* **DIRECTIONS FOR THIS TASK**
Can you rewrite everything from the line containing "For every button, label, input, icon, or" down to the line containing "chart-title: Availability of" with "x-tick-label" swapped for "x-axis-label" and nothing else altered? Leave the pictures out of your answer.

* **EXTRACTED DATA**
....................

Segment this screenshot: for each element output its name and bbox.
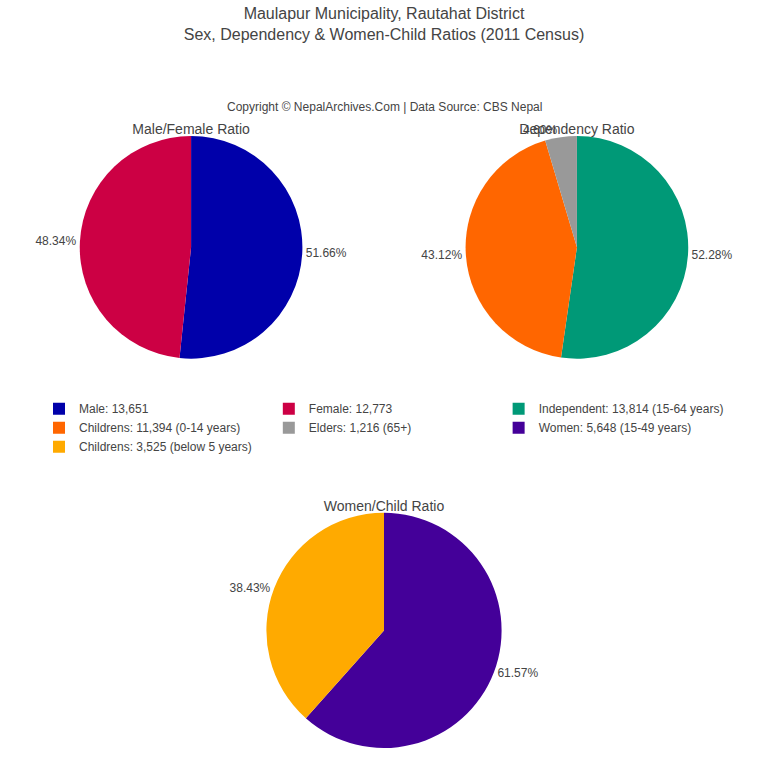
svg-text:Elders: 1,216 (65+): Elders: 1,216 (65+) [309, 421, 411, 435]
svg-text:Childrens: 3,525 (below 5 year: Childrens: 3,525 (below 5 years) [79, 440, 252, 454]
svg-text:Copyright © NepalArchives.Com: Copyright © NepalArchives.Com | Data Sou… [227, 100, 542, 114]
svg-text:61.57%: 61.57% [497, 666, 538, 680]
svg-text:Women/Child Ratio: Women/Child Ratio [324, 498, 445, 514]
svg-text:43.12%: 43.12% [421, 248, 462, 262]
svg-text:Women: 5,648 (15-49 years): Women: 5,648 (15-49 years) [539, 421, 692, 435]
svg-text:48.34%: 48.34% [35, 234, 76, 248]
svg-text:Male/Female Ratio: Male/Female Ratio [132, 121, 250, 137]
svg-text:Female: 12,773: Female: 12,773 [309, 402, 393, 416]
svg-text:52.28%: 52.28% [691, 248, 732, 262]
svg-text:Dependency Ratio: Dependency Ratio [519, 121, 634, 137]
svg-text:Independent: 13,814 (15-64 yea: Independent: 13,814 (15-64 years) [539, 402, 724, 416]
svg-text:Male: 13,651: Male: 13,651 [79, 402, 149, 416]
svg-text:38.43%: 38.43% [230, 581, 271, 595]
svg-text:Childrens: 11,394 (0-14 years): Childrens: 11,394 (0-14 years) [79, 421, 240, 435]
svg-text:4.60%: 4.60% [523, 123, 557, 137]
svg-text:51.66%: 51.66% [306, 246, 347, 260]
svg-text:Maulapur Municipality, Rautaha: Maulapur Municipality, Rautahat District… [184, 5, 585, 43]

....................

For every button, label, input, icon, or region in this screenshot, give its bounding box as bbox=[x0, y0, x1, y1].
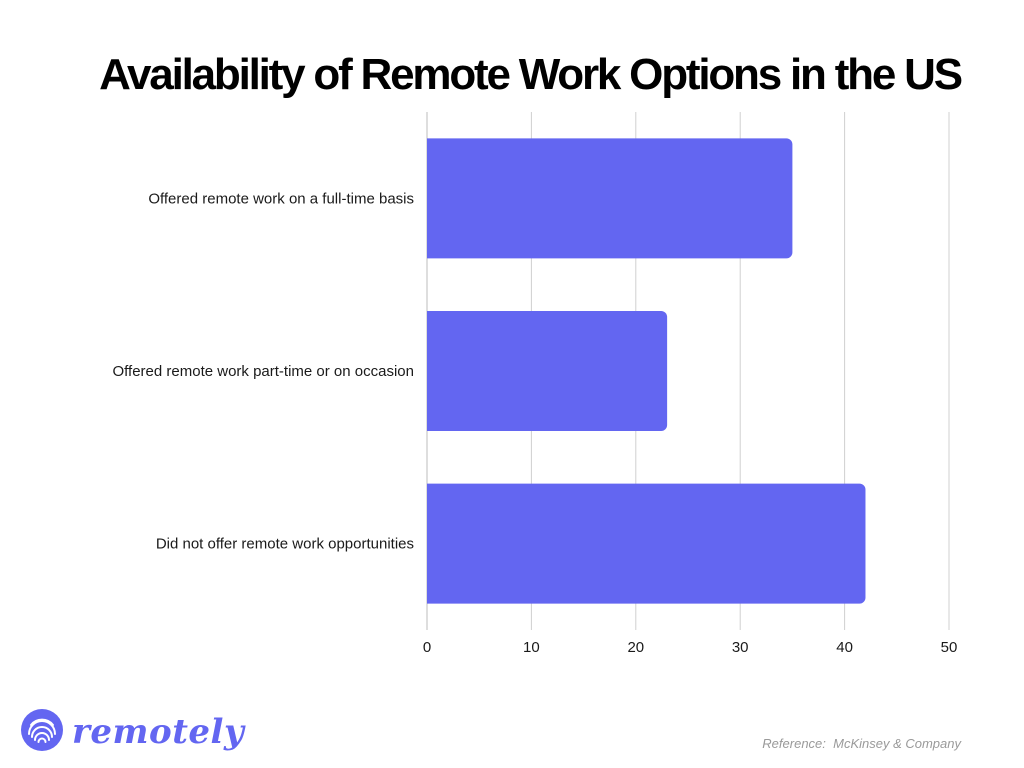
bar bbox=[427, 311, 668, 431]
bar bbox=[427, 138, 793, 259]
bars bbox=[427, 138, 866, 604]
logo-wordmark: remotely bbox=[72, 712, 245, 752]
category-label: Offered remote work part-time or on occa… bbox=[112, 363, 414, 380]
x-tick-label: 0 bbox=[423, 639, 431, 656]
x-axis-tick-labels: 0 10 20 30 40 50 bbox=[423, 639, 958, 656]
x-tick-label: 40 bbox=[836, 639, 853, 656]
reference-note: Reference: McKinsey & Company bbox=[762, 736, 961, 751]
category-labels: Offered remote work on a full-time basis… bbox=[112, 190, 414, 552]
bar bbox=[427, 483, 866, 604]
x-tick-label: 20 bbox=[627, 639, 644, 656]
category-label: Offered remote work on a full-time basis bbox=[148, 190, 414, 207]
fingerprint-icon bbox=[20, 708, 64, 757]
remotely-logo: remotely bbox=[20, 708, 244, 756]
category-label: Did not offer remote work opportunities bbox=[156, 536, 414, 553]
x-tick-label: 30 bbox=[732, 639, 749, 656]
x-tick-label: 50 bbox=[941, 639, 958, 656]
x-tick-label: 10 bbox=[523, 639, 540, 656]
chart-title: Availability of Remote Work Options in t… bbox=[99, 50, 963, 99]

....................

* **SOLUTION TO THE EXERCISE**
For every button, label, input, icon, or region in this screenshot, give its bounding box as bbox=[x0, y0, x1, y1].
bar bbox=[427, 311, 668, 431]
bar bbox=[427, 138, 793, 259]
bars bbox=[427, 138, 866, 604]
logo-wordmark: remotely bbox=[72, 712, 245, 752]
category-label: Offered remote work part-time or on occa… bbox=[112, 363, 414, 380]
x-axis-label: 0 bbox=[423, 639, 431, 656]
x-axis-tick-labels: 0 10 20 30 40 50 bbox=[423, 639, 958, 656]
x-axis-label: 40 bbox=[836, 639, 853, 656]
reference-note: Reference: McKinsey & Company bbox=[762, 736, 961, 751]
category-labels: Offered remote work on a full-time basis… bbox=[112, 190, 414, 552]
bar bbox=[427, 483, 866, 604]
x-axis-label: 20 bbox=[627, 639, 644, 656]
category-label: Offered remote work on a full-time basis bbox=[148, 190, 414, 207]
fingerprint-icon bbox=[20, 708, 64, 757]
remotely-logo: remotely bbox=[20, 708, 244, 756]
category-label: Did not offer remote work opportunities bbox=[156, 536, 414, 553]
x-axis-label: 30 bbox=[732, 639, 749, 656]
x-axis-label: 50 bbox=[941, 639, 958, 656]
x-axis-label: 10 bbox=[523, 639, 540, 656]
chart-title: Availability of Remote Work Options in t… bbox=[99, 50, 963, 99]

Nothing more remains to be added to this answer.